## [Problem statement]
Take all the material and copy it exactly.

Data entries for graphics
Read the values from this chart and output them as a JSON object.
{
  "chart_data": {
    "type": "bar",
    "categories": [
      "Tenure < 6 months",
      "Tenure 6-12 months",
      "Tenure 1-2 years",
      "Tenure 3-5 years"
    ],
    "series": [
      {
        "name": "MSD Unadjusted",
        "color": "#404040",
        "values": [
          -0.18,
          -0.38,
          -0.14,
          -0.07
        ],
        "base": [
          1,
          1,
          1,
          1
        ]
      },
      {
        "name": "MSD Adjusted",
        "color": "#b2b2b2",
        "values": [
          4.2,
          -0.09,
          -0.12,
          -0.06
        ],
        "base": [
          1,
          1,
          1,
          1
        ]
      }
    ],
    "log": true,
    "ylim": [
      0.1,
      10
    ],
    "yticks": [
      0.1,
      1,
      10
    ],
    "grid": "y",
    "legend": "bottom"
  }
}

## [Solution for this exercise]
Read the values from this chart and output them as a JSON object.
{
  "chart_data": {
    "type": "bar",
    "categories": [
      "Tenure < 6 months",
      "Tenure 6-12 months",
      "Tenure 1-2 years",
      "Tenure 3-5 years"
    ],
    "series": [
      {
        "name": "MSD Unadjusted",
        "color": "#404040",
        "values": [
          -0.18,
          -0.38,
          -0.14,
          -0.07
        ],
        "base": [
          1,
          1,
          1,
          1
        ]
      },
      {
        "name": "MSD Adjusted",
        "color": "#b2b2b2",
        "values": [
          4.2,
          -0.09,
          -0.12,
          -0.06
        ],
        "base": [
          1,
          1,
          1,
          1
        ]
      }
    ],
    "log": true,
    "ylim": [
      0.1,
      10
    ],
    "yticks": [
      0.1,
      1,
      10
    ],
    "grid": "y",
    "legend": "bottom"
  }
}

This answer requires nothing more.